■ TO DO
Repeat the whole listing exactly as written.

# # # # # # #

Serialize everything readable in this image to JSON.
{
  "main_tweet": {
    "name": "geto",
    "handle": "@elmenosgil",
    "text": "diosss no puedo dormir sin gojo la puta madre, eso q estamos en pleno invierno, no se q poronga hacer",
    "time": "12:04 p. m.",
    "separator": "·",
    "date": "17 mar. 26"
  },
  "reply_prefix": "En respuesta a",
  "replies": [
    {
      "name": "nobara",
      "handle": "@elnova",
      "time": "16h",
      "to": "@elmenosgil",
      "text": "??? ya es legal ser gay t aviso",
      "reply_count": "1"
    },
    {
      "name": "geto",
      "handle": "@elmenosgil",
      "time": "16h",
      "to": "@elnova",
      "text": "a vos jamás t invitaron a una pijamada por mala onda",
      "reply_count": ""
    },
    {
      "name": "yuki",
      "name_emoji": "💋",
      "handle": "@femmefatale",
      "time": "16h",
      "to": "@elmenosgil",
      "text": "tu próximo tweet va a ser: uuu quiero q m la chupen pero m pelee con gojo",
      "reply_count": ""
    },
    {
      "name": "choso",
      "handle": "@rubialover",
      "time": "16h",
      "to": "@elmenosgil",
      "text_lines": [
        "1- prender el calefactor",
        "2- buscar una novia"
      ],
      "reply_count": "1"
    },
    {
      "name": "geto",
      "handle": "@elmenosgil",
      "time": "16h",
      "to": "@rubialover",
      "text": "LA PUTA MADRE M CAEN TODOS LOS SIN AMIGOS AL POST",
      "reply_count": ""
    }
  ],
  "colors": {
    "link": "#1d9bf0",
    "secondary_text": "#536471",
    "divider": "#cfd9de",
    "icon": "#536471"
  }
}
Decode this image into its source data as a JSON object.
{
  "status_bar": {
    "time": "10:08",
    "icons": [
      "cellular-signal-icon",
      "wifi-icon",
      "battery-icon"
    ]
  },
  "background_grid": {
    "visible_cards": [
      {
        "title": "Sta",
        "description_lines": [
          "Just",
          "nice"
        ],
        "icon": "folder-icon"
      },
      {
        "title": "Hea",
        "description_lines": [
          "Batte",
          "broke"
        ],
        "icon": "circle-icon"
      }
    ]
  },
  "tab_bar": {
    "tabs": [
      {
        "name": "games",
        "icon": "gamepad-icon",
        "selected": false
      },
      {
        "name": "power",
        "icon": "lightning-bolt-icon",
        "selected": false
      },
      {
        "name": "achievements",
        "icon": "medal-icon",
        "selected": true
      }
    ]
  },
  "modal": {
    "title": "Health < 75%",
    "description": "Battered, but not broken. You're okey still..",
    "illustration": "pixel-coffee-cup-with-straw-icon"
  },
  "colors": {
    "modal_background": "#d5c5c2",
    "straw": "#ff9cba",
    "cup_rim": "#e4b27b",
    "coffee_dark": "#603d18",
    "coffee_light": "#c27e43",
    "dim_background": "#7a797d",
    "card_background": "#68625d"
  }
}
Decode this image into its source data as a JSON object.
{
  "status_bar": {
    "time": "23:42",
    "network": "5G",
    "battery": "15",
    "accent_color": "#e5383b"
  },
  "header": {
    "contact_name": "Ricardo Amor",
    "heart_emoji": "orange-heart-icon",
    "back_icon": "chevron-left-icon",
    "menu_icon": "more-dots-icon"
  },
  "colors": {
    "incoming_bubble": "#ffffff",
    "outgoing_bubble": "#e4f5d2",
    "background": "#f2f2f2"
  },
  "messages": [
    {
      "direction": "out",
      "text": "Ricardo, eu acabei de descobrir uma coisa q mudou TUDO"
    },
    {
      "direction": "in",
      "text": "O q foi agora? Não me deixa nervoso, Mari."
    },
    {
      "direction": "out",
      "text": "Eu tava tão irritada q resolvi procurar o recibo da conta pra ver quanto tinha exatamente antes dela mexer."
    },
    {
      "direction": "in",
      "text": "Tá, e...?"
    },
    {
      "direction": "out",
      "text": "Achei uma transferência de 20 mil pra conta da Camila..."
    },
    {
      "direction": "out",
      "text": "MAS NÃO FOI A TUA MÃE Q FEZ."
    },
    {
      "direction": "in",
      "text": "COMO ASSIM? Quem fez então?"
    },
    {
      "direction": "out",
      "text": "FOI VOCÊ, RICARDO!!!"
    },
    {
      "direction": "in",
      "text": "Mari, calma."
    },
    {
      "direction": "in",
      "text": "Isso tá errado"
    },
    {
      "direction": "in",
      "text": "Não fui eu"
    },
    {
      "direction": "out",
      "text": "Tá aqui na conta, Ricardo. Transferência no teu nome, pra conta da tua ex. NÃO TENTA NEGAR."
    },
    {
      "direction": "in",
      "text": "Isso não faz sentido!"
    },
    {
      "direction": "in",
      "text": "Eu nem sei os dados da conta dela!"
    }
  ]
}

# # # # # # #

■ THE COMPLETED TASK
Serialize everything readable in this image to JSON.
{
  "main_tweet": {
    "name": "geto",
    "handle": "@elmenosgil",
    "text": "diosss no puedo dormir sin gojo la puta madre, eso q estamos en pleno invierno, no se q poronga hacer",
    "time": "12:04 p. m.",
    "separator": "·",
    "date": "17 mar. 26"
  },
  "reply_prefix": "En respuesta a",
  "replies": [
    {
      "name": "nobara",
      "handle": "@elnova",
      "time": "16h",
      "to": "@elmenosgil",
      "text": "??? ya es legal ser gay t aviso",
      "reply_count": "1"
    },
    {
      "name": "geto",
      "handle": "@elmenosgil",
      "time": "16h",
      "to": "@elnova",
      "text": "a vos jamás t invitaron a una pijamada por mala onda",
      "reply_count": ""
    },
    {
      "name": "yuki",
      "name_emoji": "💋",
      "handle": "@femmefatale",
      "time": "16h",
      "to": "@elmenosgil",
      "text": "tu próximo tweet va a ser: uuu quiero q m la chupen pero m pelee con gojo",
      "reply_count": ""
    },
    {
      "name": "choso",
      "handle": "@rubialover",
      "time": "16h",
      "to": "@elmenosgil",
      "text_lines": [
        "1- prender el calefactor",
        "2- buscar una novia"
      ],
      "reply_count": "1"
    },
    {
      "name": "geto",
      "handle": "@elmenosgil",
      "time": "16h",
      "to": "@rubialover",
      "text": "LA PUTA MADRE M CAEN TODOS LOS SIN AMIGOS AL POST",
      "reply_count": ""
    }
  ],
  "colors": {
    "link": "#1d9bf0",
    "secondary_text": "#536471",
    "divider": "#cfd9de",
    "icon": "#536471"
  }
}
Decode this image into its source data as a JSON object.
{
  "status_bar": {
    "time": "10:08",
    "icons": [
      "cellular-signal-icon",
      "wifi-icon",
      "battery-icon"
    ]
  },
  "background_grid": {
    "visible_cards": [
      {
        "title": "Sta",
        "description_lines": [
          "Just",
          "nice"
        ],
        "icon": "folder-icon"
      },
      {
        "title": "Hea",
        "description_lines": [
          "Batte",
          "broke"
        ],
        "icon": "circle-icon"
      }
    ]
  },
  "tab_bar": {
    "tabs": [
      {
        "name": "games",
        "icon": "gamepad-icon",
        "selected": false
      },
      {
        "name": "power",
        "icon": "lightning-bolt-icon",
        "selected": false
      },
      {
        "name": "achievements",
        "icon": "medal-icon",
        "selected": true
      }
    ]
  },
  "modal": {
    "title": "Health < 75%",
    "description": "Battered, but not broken. You're okey still..",
    "illustration": "pixel-coffee-cup-with-straw-icon"
  },
  "colors": {
    "modal_background": "#d5c5c2",
    "straw": "#ff9cba",
    "cup_rim": "#e4b27b",
    "coffee_dark": "#603d18",
    "coffee_light": "#c27e43",
    "dim_background": "#7a797d",
    "card_background": "#68625d"
  }
}
Decode this image into its source data as a JSON object.
{
  "status_bar": {
    "time": "23:42",
    "network": "5G",
    "battery": "15",
    "accent_color": "#e5383b"
  },
  "header": {
    "contact_name": "Ricardo Amor",
    "heart_emoji": "orange-heart-icon",
    "back_icon": "chevron-left-icon",
    "menu_icon": "more-dots-icon"
  },
  "colors": {
    "incoming_bubble": "#ffffff",
    "outgoing_bubble": "#e4f5d2",
    "background": "#f2f2f2"
  },
  "messages": [
    {
      "direction": "out",
      "text": "Ricardo, eu acabei de descobrir uma coisa q mudou TUDO"
    },
    {
      "direction": "in",
      "text": "O q foi agora? Não me deixa nervoso, Mari."
    },
    {
      "direction": "out",
      "text": "Eu tava tão irritada q resolvi procurar o recibo da conta pra ver quanto tinha exatamente antes dela mexer."
    },
    {
      "direction": "in",
      "text": "Tá, e...?"
    },
    {
      "direction": "out",
      "text": "Achei uma transferência de 20 mil pra conta da Camila..."
    },
    {
      "direction": "out",
      "text": "MAS NÃO FOI A TUA MÃE Q FEZ."
    },
    {
      "direction": "in",
      "text": "COMO ASSIM? Quem fez então?"
    },
    {
      "direction": "out",
      "text": "FOI VOCÊ, RICARDO!!!"
    },
    {
      "direction": "in",
      "text": "Mari, calma."
    },
    {
      "direction": "in",
      "text": "Isso tá errado"
    },
    {
      "direction": "in",
      "text": "Não fui eu"
    },
    {
      "direction": "out",
      "text": "Tá aqui na conta, Ricardo. Transferência no teu nome, pra conta da tua ex. NÃO TENTA NEGAR."
    },
    {
      "direction": "in",
      "text": "Isso não faz sentido!"
    },
    {
      "direction": "in",
      "text": "Eu nem sei os dados da conta dela!"
    }
  ]
}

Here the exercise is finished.